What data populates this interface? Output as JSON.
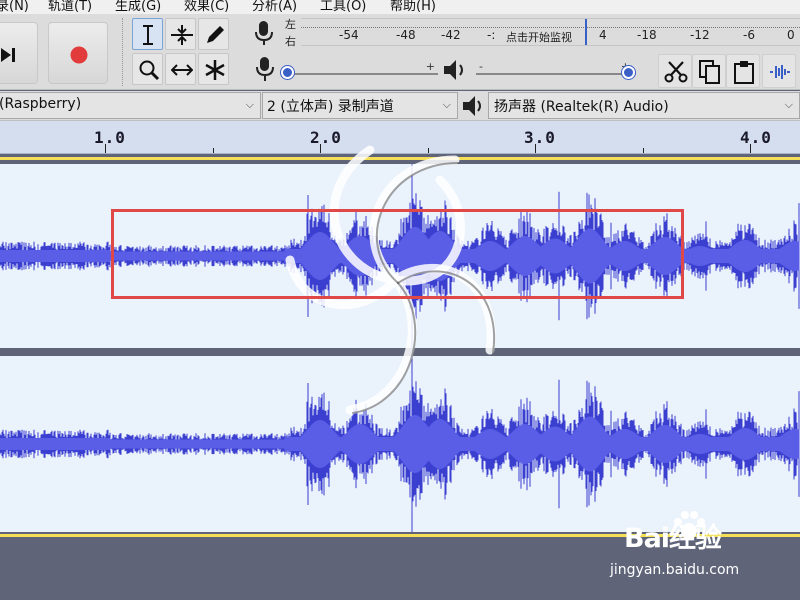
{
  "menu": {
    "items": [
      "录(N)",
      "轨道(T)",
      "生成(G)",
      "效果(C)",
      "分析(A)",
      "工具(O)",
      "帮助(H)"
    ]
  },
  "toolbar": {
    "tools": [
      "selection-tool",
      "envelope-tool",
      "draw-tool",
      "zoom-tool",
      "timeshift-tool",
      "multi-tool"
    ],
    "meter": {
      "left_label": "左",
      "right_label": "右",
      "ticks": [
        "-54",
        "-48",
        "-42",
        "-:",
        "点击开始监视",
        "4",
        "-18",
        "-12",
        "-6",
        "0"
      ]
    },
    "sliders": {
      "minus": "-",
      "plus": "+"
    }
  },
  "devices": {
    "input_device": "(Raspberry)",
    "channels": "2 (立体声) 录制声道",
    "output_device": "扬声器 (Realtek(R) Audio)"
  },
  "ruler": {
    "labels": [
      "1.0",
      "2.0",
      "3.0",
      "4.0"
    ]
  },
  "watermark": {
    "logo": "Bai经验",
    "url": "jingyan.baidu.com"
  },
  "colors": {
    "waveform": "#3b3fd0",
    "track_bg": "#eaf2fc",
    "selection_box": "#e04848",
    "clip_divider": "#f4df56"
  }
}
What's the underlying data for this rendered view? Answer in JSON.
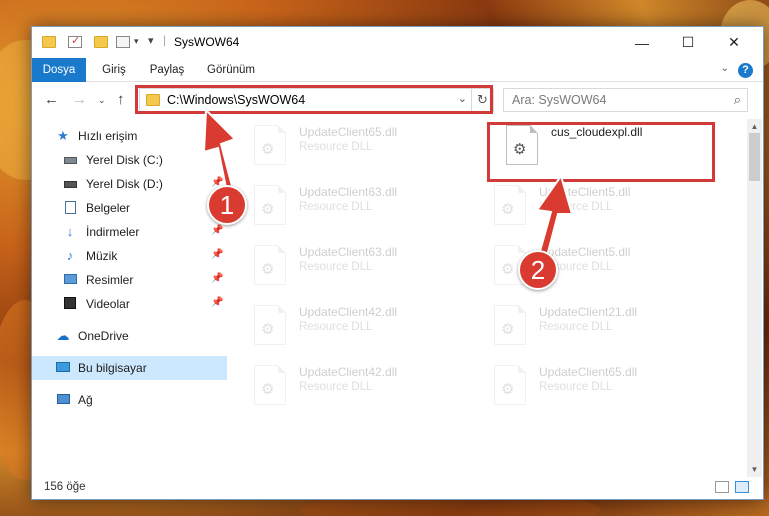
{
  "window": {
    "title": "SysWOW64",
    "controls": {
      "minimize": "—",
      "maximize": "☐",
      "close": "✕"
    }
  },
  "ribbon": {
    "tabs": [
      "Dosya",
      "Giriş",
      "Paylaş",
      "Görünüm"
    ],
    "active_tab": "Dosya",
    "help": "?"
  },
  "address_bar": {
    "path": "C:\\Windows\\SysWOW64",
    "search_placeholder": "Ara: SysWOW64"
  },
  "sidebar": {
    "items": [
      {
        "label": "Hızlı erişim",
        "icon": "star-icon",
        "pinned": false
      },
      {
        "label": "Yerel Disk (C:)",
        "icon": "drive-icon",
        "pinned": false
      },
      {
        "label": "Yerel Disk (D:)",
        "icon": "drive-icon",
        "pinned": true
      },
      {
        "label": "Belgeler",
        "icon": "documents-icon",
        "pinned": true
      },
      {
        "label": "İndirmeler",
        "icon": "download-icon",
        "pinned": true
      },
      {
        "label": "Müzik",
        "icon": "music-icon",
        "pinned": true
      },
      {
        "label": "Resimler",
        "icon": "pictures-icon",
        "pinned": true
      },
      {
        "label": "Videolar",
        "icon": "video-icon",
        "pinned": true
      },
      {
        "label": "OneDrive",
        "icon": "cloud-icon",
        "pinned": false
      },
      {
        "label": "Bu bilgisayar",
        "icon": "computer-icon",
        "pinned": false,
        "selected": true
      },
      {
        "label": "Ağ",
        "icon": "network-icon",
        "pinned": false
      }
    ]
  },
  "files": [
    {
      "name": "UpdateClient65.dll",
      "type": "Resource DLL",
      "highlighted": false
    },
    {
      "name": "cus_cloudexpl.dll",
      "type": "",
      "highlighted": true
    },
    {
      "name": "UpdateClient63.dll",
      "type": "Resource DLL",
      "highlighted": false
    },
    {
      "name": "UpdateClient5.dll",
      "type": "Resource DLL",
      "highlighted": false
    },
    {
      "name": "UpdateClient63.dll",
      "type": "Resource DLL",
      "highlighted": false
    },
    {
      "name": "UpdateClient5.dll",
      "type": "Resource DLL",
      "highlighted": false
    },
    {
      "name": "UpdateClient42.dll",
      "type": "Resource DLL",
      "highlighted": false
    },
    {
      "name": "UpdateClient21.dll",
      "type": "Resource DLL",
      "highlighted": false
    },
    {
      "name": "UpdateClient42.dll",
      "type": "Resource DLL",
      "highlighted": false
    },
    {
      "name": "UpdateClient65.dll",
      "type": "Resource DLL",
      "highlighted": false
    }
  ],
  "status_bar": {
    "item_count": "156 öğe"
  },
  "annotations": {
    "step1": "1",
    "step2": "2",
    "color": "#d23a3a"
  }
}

:::

Written problem: Write out each line of the data exactly; the images should be left out.

The response:
What data populates this interface? Output as JSON.
{
  "menu": {
    "items": [
      "录(N)",
      "轨道(T)",
      "生成(G)",
      "效果(C)",
      "分析(A)",
      "工具(O)",
      "帮助(H)"
    ]
  },
  "toolbar": {
    "tools": [
      "selection-tool",
      "envelope-tool",
      "draw-tool",
      "zoom-tool",
      "timeshift-tool",
      "multi-tool"
    ],
    "meter": {
      "left_label": "左",
      "right_label": "右",
      "ticks": [
        "-54",
        "-48",
        "-42",
        "-:",
        "点击开始监视",
        "4",
        "-18",
        "-12",
        "-6",
        "0"
      ]
    },
    "sliders": {
      "minus": "-",
      "plus": "+"
    }
  },
  "devices": {
    "input_device": "(Raspberry)",
    "channels": "2 (立体声) 录制声道",
    "output_device": "扬声器 (Realtek(R) Audio)"
  },
  "ruler": {
    "labels": [
      "1.0",
      "2.0",
      "3.0",
      "4.0"
    ]
  },
  "watermark": {
    "logo": "Bai经验",
    "url": "jingyan.baidu.com"
  },
  "colors": {
    "waveform": "#3b3fd0",
    "track_bg": "#eaf2fc",
    "selection_box": "#e04848",
    "clip_divider": "#f4df56"
  }
}
What's the underlying data for this rendered view? Answer in JSON.
{
  "window": {
    "title": "SysWOW64",
    "controls": {
      "minimize": "—",
      "maximize": "☐",
      "close": "✕"
    }
  },
  "ribbon": {
    "tabs": [
      "Dosya",
      "Giriş",
      "Paylaş",
      "Görünüm"
    ],
    "active_tab": "Dosya",
    "help": "?"
  },
  "address_bar": {
    "path": "C:\\Windows\\SysWOW64",
    "search_placeholder": "Ara: SysWOW64"
  },
  "sidebar": {
    "items": [
      {
        "label": "Hızlı erişim",
        "icon": "star-icon",
        "pinned": false
      },
      {
        "label": "Yerel Disk (C:)",
        "icon": "drive-icon",
        "pinned": false
      },
      {
        "label": "Yerel Disk (D:)",
        "icon": "drive-icon",
        "pinned": true
      },
      {
        "label": "Belgeler",
        "icon": "documents-icon",
        "pinned": true
      },
      {
        "label": "İndirmeler",
        "icon": "download-icon",
        "pinned": true
      },
      {
        "label": "Müzik",
        "icon": "music-icon",
        "pinned": true
      },
      {
        "label": "Resimler",
        "icon": "pictures-icon",
        "pinned": true
      },
      {
        "label": "Videolar",
        "icon": "video-icon",
        "pinned": true
      },
      {
        "label": "OneDrive",
        "icon": "cloud-icon",
        "pinned": false
      },
      {
        "label": "Bu bilgisayar",
        "icon": "computer-icon",
        "pinned": false,
        "selected": true
      },
      {
        "label": "Ağ",
        "icon": "network-icon",
        "pinned": false
      }
    ]
  },
  "files": [
    {
      "name": "UpdateClient65.dll",
      "type": "Resource DLL",
      "highlighted": false
    },
    {
      "name": "cus_cloudexpl.dll",
      "type": "",
      "highlighted": true
    },
    {
      "name": "UpdateClient63.dll",
      "type": "Resource DLL",
      "highlighted": false
    },
    {
      "name": "UpdateClient5.dll",
      "type": "Resource DLL",
      "highlighted": false
    },
    {
      "name": "UpdateClient63.dll",
      "type": "Resource DLL",
      "highlighted": false
    },
    {
      "name": "UpdateClient5.dll",
      "type": "Resource DLL",
      "highlighted": false
    },
    {
      "name": "UpdateClient42.dll",
      "type": "Resource DLL",
      "highlighted": false
    },
    {
      "name": "UpdateClient21.dll",
      "type": "Resource DLL",
      "highlighted": false
    },
    {
      "name": "UpdateClient42.dll",
      "type": "Resource DLL",
      "highlighted": false
    },
    {
      "name": "UpdateClient65.dll",
      "type": "Resource DLL",
      "highlighted": false
    }
  ],
  "status_bar": {
    "item_count": "156 öğe"
  },
  "annotations": {
    "step1": "1",
    "step2": "2",
    "color": "#d23a3a"
  }
}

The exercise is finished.